[Aim of the exercise]
List all lines of the data that include the string "unsafe".

[Source records]
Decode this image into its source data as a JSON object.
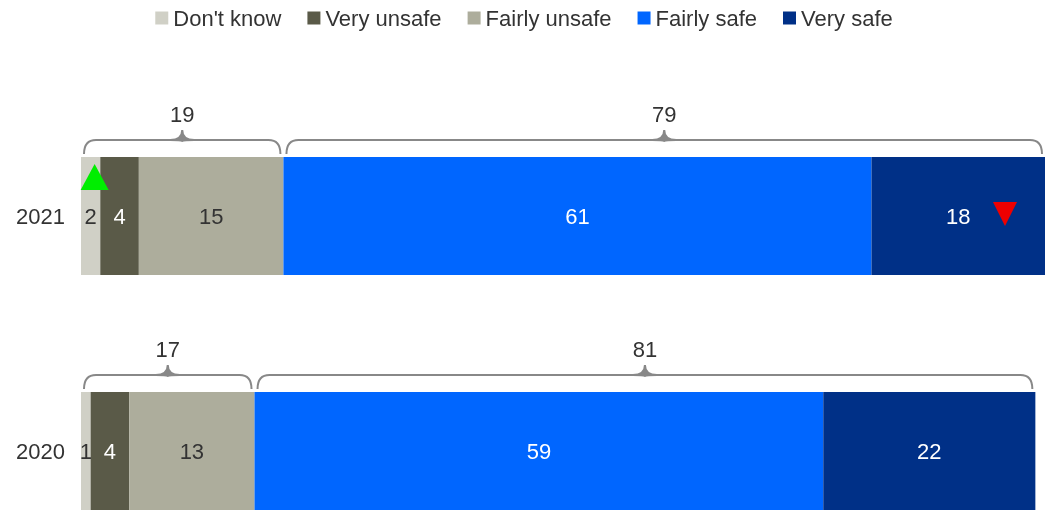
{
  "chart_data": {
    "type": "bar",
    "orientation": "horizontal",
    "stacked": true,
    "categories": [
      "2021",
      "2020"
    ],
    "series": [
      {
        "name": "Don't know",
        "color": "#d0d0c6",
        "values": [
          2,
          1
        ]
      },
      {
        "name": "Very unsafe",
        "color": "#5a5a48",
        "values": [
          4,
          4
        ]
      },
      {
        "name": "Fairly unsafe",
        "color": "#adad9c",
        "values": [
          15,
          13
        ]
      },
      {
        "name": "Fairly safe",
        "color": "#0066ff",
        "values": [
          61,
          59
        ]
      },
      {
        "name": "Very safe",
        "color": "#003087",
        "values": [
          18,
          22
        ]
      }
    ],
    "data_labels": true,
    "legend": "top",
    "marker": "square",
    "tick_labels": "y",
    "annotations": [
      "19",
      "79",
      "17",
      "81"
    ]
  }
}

---

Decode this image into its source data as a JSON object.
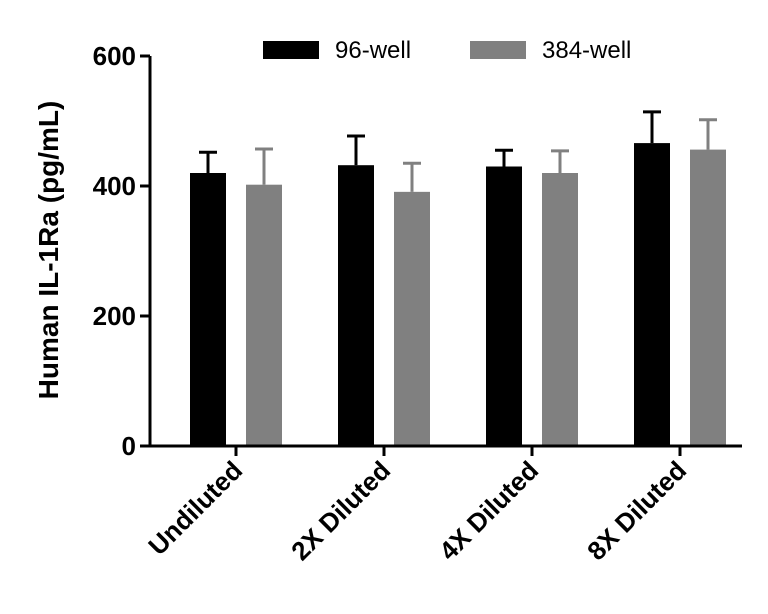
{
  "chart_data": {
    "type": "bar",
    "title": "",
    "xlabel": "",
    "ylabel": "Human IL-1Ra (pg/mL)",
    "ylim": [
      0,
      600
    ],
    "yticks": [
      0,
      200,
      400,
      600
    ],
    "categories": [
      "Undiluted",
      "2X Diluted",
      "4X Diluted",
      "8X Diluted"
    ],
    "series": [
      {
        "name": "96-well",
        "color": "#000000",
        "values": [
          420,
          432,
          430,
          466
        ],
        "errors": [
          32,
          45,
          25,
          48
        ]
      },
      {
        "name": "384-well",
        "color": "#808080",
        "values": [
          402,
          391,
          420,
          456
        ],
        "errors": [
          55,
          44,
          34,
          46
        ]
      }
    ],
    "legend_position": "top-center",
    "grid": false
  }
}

[Expected answer]
        "name": "Very unsafe",
        "name": "Fairly unsafe",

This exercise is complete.